**Work to be completed:** Return the lines below that carry the word "JSON".

**The input:**
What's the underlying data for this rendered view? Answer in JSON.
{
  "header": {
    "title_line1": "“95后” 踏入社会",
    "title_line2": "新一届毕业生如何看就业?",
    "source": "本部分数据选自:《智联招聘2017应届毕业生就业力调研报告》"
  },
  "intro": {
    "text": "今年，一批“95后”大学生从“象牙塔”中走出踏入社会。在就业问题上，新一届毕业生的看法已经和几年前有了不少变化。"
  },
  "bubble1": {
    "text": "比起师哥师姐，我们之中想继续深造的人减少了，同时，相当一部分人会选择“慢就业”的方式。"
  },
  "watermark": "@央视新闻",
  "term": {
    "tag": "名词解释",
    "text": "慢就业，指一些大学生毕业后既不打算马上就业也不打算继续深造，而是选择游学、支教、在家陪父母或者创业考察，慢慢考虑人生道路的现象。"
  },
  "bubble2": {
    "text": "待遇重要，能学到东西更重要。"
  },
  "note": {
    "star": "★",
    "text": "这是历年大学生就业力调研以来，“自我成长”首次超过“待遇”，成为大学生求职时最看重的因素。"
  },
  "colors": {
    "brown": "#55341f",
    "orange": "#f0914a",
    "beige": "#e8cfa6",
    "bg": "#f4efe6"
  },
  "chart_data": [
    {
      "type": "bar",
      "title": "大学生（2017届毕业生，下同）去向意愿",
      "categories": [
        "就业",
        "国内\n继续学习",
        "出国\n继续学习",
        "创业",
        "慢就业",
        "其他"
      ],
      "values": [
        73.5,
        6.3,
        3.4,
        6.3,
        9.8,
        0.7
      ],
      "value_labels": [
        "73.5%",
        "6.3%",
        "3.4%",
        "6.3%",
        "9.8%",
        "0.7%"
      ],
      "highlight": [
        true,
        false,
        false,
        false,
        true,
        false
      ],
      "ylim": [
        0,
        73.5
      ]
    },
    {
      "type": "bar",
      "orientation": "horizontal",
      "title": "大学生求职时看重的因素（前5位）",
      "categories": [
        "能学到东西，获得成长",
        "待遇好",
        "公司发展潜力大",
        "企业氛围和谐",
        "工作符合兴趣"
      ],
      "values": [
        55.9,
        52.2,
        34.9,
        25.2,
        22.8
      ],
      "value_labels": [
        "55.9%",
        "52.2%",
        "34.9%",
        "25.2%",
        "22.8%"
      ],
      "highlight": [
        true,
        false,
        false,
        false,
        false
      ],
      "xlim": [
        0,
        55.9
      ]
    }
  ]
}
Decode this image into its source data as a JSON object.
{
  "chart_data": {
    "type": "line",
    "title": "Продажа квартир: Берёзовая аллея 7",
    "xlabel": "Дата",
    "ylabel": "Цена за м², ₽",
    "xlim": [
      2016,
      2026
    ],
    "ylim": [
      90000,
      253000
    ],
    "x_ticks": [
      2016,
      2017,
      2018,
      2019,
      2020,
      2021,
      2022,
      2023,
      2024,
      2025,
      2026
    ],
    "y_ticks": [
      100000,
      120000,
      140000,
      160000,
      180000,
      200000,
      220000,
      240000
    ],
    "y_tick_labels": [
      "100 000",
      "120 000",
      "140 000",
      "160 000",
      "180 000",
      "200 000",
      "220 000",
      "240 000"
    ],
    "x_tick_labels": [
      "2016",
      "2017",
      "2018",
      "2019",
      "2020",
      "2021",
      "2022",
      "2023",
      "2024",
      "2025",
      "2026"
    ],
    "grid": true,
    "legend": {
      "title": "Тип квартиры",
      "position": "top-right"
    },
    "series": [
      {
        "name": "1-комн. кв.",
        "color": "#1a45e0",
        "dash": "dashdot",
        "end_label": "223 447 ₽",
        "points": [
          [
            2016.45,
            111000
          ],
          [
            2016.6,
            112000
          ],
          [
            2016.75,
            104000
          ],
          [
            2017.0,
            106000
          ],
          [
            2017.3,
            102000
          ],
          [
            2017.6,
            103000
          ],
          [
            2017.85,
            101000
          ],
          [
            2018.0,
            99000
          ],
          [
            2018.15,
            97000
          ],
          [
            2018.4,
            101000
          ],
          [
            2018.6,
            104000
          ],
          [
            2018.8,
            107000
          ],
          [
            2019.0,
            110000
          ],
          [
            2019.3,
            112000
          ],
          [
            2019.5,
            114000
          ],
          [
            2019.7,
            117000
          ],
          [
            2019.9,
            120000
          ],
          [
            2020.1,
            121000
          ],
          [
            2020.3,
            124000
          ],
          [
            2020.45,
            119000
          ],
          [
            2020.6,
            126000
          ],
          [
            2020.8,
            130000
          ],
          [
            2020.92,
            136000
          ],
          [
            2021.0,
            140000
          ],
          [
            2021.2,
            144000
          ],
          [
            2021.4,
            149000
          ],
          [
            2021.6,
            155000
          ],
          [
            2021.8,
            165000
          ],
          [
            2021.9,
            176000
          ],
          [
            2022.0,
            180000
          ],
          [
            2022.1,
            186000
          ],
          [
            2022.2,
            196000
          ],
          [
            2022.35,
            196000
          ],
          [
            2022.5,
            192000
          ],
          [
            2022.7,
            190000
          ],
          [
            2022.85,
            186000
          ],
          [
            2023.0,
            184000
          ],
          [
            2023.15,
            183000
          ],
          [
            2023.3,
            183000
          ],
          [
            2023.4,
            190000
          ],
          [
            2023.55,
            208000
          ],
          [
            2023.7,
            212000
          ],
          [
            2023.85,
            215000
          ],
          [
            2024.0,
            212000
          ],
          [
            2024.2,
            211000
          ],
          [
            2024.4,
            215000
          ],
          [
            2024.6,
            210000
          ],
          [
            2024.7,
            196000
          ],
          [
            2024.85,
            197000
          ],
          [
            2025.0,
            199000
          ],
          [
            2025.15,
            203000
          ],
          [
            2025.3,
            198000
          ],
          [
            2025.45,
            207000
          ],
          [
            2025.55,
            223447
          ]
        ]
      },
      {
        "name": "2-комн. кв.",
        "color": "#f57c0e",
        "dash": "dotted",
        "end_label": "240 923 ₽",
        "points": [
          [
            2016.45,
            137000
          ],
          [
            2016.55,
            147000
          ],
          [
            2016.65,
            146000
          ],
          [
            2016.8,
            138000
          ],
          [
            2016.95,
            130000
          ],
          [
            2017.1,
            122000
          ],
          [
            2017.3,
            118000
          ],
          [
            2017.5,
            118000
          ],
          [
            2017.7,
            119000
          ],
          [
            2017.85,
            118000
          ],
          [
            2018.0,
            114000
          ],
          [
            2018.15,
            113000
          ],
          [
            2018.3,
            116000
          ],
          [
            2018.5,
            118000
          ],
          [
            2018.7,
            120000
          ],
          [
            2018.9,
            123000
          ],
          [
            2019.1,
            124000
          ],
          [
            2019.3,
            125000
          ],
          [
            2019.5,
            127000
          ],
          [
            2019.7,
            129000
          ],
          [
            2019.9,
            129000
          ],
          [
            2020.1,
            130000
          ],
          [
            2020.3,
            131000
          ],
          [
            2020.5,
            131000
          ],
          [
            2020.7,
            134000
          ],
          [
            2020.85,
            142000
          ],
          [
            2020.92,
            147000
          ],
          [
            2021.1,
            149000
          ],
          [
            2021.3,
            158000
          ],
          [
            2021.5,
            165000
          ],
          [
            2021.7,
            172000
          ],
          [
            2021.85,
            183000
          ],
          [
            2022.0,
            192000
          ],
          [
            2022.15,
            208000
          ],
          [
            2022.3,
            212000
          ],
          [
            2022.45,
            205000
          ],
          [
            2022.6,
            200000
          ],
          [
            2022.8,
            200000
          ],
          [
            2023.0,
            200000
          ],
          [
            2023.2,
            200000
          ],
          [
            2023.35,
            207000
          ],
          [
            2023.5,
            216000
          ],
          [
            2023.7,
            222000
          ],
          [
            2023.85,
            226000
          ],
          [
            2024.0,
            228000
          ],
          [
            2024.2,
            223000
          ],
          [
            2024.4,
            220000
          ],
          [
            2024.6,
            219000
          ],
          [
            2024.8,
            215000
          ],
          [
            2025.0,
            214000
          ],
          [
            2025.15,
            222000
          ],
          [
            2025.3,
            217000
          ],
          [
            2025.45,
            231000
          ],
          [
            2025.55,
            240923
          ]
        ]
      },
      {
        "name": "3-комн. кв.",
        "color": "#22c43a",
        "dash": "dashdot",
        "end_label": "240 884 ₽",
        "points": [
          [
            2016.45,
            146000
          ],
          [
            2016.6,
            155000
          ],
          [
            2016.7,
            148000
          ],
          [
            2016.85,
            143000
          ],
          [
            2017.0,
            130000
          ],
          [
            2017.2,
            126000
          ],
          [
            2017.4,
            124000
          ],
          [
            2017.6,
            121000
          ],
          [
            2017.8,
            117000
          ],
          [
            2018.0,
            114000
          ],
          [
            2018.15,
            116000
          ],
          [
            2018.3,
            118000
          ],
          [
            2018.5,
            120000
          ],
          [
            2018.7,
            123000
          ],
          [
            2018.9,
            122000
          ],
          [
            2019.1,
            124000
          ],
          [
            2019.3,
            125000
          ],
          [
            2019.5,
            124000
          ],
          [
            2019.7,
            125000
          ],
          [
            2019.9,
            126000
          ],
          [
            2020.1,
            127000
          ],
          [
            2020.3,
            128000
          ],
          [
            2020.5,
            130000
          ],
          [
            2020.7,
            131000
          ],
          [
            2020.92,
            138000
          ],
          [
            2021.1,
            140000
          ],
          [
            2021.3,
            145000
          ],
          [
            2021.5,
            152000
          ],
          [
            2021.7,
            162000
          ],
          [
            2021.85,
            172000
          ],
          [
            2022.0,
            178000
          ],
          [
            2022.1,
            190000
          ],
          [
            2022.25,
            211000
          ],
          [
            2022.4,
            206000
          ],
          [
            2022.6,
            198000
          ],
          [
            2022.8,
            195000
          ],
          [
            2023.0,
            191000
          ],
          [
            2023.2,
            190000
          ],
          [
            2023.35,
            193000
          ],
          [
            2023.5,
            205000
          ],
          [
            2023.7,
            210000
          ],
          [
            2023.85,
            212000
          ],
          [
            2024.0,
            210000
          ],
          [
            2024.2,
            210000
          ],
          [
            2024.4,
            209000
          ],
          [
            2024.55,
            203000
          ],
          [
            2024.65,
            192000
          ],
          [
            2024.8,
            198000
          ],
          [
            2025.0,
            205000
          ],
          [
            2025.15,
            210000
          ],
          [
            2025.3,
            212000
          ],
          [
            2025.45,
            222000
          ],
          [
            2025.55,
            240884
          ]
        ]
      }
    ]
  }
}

**Output of the exercise:**
What's the underlying data for this rendered view? Answer in JSON.
Decode this image into its source data as a JSON object.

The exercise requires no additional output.